DATASET RECORDS -
▬▬▬▬▬▬▬▬▬▬
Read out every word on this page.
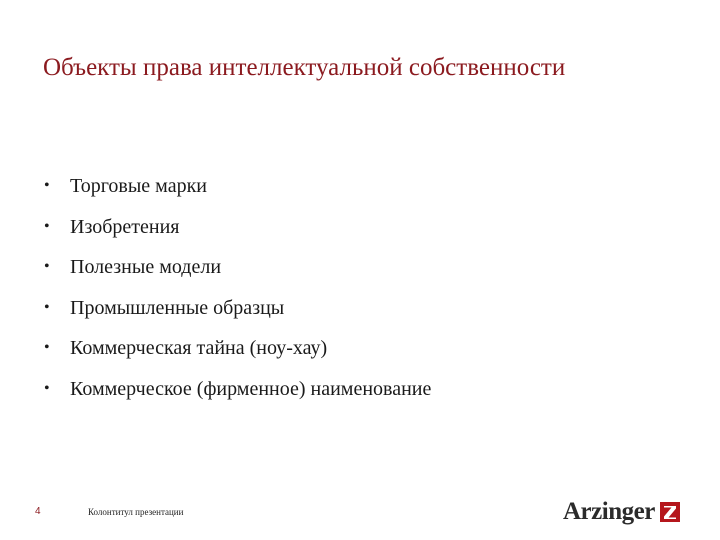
Объекты права интеллектуальной собственности
•	Торговые марки
•	Изобретения
•	Полезные модели
•	Промышленные образцы
•	Коммерческая тайна (ноу-хау)
•	Коммерческое (фирменное) наименование
4	Колонтитул презентации	Arzinger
▬▬▬▬▬▬▬▬▬▬
REQUEST -
Transcribe all entries above exactly. Drop the pictures.

RESPONSE FOR THIS EXERCISE -
Read out every word on this page.
Объекты права интеллектуальной собственности
•	Торговые марки
•	Изобретения
•	Полезные модели
•	Промышленные образцы
•	Коммерческая тайна (ноу-хау)
•	Коммерческое (фирменное) наименование
4	Колонтитул презентации	Arzinger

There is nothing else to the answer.